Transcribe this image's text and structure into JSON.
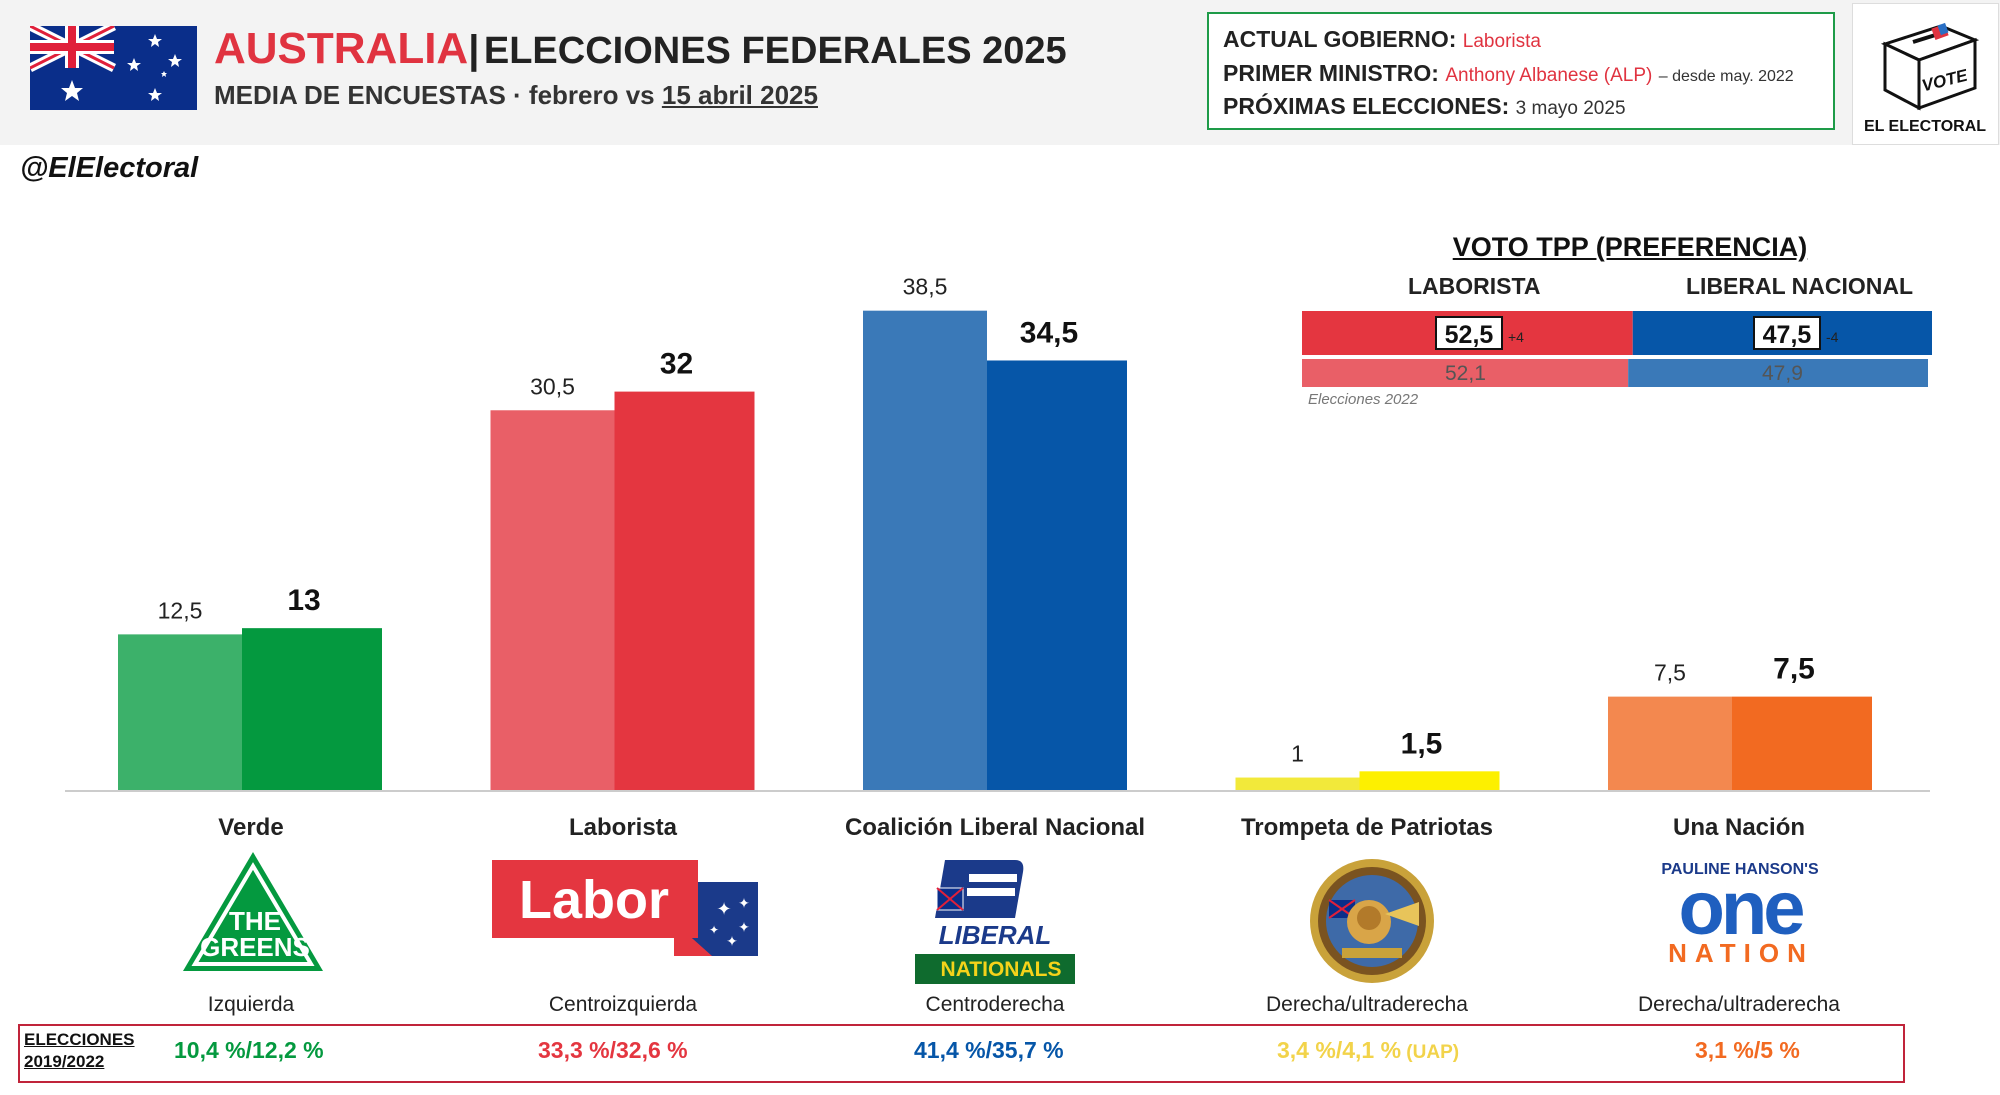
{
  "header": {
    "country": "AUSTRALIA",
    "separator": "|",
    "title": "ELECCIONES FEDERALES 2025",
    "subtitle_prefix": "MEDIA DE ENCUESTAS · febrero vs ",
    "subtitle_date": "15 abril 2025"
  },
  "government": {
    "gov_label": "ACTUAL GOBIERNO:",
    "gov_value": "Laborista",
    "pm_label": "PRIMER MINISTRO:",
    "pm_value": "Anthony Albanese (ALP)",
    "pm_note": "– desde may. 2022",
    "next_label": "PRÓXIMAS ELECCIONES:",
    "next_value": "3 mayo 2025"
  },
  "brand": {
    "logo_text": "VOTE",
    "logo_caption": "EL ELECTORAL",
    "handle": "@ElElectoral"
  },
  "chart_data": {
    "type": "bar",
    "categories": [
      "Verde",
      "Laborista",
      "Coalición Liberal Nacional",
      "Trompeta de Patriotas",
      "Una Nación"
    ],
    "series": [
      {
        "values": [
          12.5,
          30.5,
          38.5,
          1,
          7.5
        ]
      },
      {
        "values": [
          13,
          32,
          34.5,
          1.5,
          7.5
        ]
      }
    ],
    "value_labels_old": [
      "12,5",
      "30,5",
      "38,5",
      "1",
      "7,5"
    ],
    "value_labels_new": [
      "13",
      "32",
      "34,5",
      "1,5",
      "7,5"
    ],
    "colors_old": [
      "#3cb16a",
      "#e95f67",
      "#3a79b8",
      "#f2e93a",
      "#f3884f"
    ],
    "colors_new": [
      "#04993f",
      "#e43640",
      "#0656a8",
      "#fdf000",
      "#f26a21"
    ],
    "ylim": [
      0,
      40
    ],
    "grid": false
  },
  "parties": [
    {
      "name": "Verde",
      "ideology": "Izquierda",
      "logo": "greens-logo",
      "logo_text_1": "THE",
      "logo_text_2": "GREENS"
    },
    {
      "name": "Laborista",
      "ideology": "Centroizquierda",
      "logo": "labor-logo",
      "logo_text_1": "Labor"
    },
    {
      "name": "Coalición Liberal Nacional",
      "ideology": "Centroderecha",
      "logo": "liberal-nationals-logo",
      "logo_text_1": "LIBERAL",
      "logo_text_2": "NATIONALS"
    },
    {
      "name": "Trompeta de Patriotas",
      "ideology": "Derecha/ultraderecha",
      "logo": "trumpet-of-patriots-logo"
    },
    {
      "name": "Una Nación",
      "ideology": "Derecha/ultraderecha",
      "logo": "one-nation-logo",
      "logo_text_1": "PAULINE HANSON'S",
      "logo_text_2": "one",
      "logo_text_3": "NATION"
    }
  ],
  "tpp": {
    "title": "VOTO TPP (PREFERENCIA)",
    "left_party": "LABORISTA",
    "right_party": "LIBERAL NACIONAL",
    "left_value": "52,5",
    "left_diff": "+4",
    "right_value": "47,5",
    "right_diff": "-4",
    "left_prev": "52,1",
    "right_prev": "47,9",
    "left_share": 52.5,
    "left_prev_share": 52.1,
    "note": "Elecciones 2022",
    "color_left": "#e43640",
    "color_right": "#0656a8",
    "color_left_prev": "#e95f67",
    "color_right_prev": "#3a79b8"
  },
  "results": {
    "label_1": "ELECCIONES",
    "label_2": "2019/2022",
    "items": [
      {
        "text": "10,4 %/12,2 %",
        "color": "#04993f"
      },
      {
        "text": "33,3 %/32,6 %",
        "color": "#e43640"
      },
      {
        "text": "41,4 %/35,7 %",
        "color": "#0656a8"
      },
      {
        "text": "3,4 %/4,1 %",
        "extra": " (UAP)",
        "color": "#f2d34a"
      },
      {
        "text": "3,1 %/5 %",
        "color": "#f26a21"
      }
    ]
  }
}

> _INSTRUCTION_
Copy all the data exactly as written, but skip any picture.

> _WRITTEN SOLUTION_
Transcribe this image's text and structure into JSON.
{
  "header": {
    "country": "AUSTRALIA",
    "separator": "|",
    "title": "ELECCIONES FEDERALES 2025",
    "subtitle_prefix": "MEDIA DE ENCUESTAS · febrero vs ",
    "subtitle_date": "15 abril 2025"
  },
  "government": {
    "gov_label": "ACTUAL GOBIERNO:",
    "gov_value": "Laborista",
    "pm_label": "PRIMER MINISTRO:",
    "pm_value": "Anthony Albanese (ALP)",
    "pm_note": "– desde may. 2022",
    "next_label": "PRÓXIMAS ELECCIONES:",
    "next_value": "3 mayo 2025"
  },
  "brand": {
    "logo_text": "VOTE",
    "logo_caption": "EL ELECTORAL",
    "handle": "@ElElectoral"
  },
  "chart_data": {
    "type": "bar",
    "categories": [
      "Verde",
      "Laborista",
      "Coalición Liberal Nacional",
      "Trompeta de Patriotas",
      "Una Nación"
    ],
    "series": [
      {
        "values": [
          12.5,
          30.5,
          38.5,
          1,
          7.5
        ]
      },
      {
        "values": [
          13,
          32,
          34.5,
          1.5,
          7.5
        ]
      }
    ],
    "value_labels_old": [
      "12,5",
      "30,5",
      "38,5",
      "1",
      "7,5"
    ],
    "value_labels_new": [
      "13",
      "32",
      "34,5",
      "1,5",
      "7,5"
    ],
    "colors_old": [
      "#3cb16a",
      "#e95f67",
      "#3a79b8",
      "#f2e93a",
      "#f3884f"
    ],
    "colors_new": [
      "#04993f",
      "#e43640",
      "#0656a8",
      "#fdf000",
      "#f26a21"
    ],
    "ylim": [
      0,
      40
    ],
    "grid": false
  },
  "parties": [
    {
      "name": "Verde",
      "ideology": "Izquierda",
      "logo": "greens-logo",
      "logo_text_1": "THE",
      "logo_text_2": "GREENS"
    },
    {
      "name": "Laborista",
      "ideology": "Centroizquierda",
      "logo": "labor-logo",
      "logo_text_1": "Labor"
    },
    {
      "name": "Coalición Liberal Nacional",
      "ideology": "Centroderecha",
      "logo": "liberal-nationals-logo",
      "logo_text_1": "LIBERAL",
      "logo_text_2": "NATIONALS"
    },
    {
      "name": "Trompeta de Patriotas",
      "ideology": "Derecha/ultraderecha",
      "logo": "trumpet-of-patriots-logo"
    },
    {
      "name": "Una Nación",
      "ideology": "Derecha/ultraderecha",
      "logo": "one-nation-logo",
      "logo_text_1": "PAULINE HANSON'S",
      "logo_text_2": "one",
      "logo_text_3": "NATION"
    }
  ],
  "tpp": {
    "title": "VOTO TPP (PREFERENCIA)",
    "left_party": "LABORISTA",
    "right_party": "LIBERAL NACIONAL",
    "left_value": "52,5",
    "left_diff": "+4",
    "right_value": "47,5",
    "right_diff": "-4",
    "left_prev": "52,1",
    "right_prev": "47,9",
    "left_share": 52.5,
    "left_prev_share": 52.1,
    "note": "Elecciones 2022",
    "color_left": "#e43640",
    "color_right": "#0656a8",
    "color_left_prev": "#e95f67",
    "color_right_prev": "#3a79b8"
  },
  "results": {
    "label_1": "ELECCIONES",
    "label_2": "2019/2022",
    "items": [
      {
        "text": "10,4 %/12,2 %",
        "color": "#04993f"
      },
      {
        "text": "33,3 %/32,6 %",
        "color": "#e43640"
      },
      {
        "text": "41,4 %/35,7 %",
        "color": "#0656a8"
      },
      {
        "text": "3,4 %/4,1 %",
        "extra": " (UAP)",
        "color": "#f2d34a"
      },
      {
        "text": "3,1 %/5 %",
        "color": "#f26a21"
      }
    ]
  }
}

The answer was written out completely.